- _Text passage_:
○ ○ ○

The next vertical slice should add business-facing lineage briefs.
Goal
Translate one canonical lineage or impact result into a decision-ready business explanation.
Initial outputs
- Attribute brief;
- change-impact brief;
- source and fallback brief;
- readiness brief.
Required sections
- Business meaning.
- Context and grain.
- Current source path.
- Target and business use.
- Exceptions and fallback.
- Affected population.
- Impact categories.
- Evidence status.
- Decision required.
- Owners.
Acceptance criteria
For Product MRP Controller, the brief must explain:
- one value per Product Plant;
- current plant-specific derivation;
- percentage using temporary default;
- effect on planning responsibility;
- required decision and owners.
For Supplier Bank Account, it must distinguish:
- target-field population;
- account validation;
- ownership verification;
- payment readiness.
For Cost Centre validity, it must explain why technically created records may still be unusable at go-live.
Existing analysis commands
martenweave trace \
ATTR-PRODUCT-PLANT-MRP-CONTROLLER \
--repo ./model
martenweave impact \
FEP-S4-PRODUCT-PLANT-MRP-CONTROLLER \
--repo ./model
Future brief generation
martenweave brief \
ATTR-PRODUCT-PLANT-MRP-CONTROLLER \
--audience business-owner \
--repo ./model
The brief command describes a recommended direction rather than a current documented CLI contract.
---
Final perspective
Business owners do not need less truth.
They need the truth organised around the decision they are responsible for.
The graph should preserve:
- exact object identity;
- typed relationships;
- source and target endpoints;
- transformation semantics;
- Rules;
- Evidence;
- Decisions;
- historical states.
The business explanation should answer:
What is this?
How is it created?
Where is it used?
What changes?
Who is affected?
What evidence exists?
What must be decided?
The practical test is:
Can a business owner understand the consequence of changing Product MRP Controller, Supplier Bank Account, Cost Centre validity or Tax Identifier category without interpreting a graph-database visualisation?

○ ○ ○

- _Entries supplied_:

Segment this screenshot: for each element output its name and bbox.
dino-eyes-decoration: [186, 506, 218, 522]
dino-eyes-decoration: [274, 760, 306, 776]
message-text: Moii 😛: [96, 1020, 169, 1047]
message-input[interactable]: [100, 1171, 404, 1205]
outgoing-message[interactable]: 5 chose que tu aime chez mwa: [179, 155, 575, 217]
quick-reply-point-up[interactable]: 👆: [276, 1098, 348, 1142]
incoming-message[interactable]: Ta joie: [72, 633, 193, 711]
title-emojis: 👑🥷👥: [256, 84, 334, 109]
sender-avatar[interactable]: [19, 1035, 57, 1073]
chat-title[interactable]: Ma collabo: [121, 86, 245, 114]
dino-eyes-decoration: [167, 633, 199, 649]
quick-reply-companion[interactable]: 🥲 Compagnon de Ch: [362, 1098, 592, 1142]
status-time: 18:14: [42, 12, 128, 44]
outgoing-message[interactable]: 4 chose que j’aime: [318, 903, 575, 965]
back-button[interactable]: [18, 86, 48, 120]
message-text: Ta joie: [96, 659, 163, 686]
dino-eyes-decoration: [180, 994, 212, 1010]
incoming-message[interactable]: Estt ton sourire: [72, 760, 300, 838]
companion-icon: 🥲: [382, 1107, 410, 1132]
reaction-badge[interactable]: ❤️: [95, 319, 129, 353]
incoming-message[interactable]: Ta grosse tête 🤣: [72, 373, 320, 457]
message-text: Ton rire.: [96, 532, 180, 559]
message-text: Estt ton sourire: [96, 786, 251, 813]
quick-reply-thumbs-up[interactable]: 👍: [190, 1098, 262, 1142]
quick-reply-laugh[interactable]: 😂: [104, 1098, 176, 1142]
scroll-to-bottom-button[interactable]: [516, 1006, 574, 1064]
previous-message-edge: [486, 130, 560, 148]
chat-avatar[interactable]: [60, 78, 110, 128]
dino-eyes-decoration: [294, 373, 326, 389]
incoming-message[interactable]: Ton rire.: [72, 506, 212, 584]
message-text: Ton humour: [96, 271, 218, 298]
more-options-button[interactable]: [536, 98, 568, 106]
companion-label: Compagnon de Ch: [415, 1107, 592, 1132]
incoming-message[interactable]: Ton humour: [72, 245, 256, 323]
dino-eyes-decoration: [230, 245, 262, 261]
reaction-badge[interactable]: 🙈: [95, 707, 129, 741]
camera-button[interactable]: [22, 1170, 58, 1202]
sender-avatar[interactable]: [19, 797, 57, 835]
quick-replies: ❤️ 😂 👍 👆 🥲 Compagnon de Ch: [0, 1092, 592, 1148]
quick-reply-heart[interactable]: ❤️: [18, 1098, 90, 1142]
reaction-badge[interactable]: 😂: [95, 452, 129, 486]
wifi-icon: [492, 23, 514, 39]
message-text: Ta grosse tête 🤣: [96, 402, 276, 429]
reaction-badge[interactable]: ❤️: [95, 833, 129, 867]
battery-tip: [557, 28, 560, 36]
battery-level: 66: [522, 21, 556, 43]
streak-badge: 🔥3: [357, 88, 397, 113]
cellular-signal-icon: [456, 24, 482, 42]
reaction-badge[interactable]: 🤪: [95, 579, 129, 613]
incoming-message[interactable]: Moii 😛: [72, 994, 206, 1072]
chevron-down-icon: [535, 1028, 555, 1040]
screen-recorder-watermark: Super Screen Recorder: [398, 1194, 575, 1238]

○ ○ ○

- _Apply what you read_:
[A] In the text on lineage briefs, what does the brief command describe?
[B] Quote the text on lineage briefs, starting with "- Decision required." and going on through "decision and owners.".
The lines can be set aside, since nothing here depends on them.

- _Answers for the tasks_:
[A] It describes a recommended direction rather than a current documented CLI contract.

[B]
- Decision required.
- Owners.
Acceptance criteria
For Product MRP Controller, the brief must explain:
- one value per Product Plant;
- current plant-specific derivation;
- percentage using temporary default;
- effect on planning responsibility;
- required decision and owners.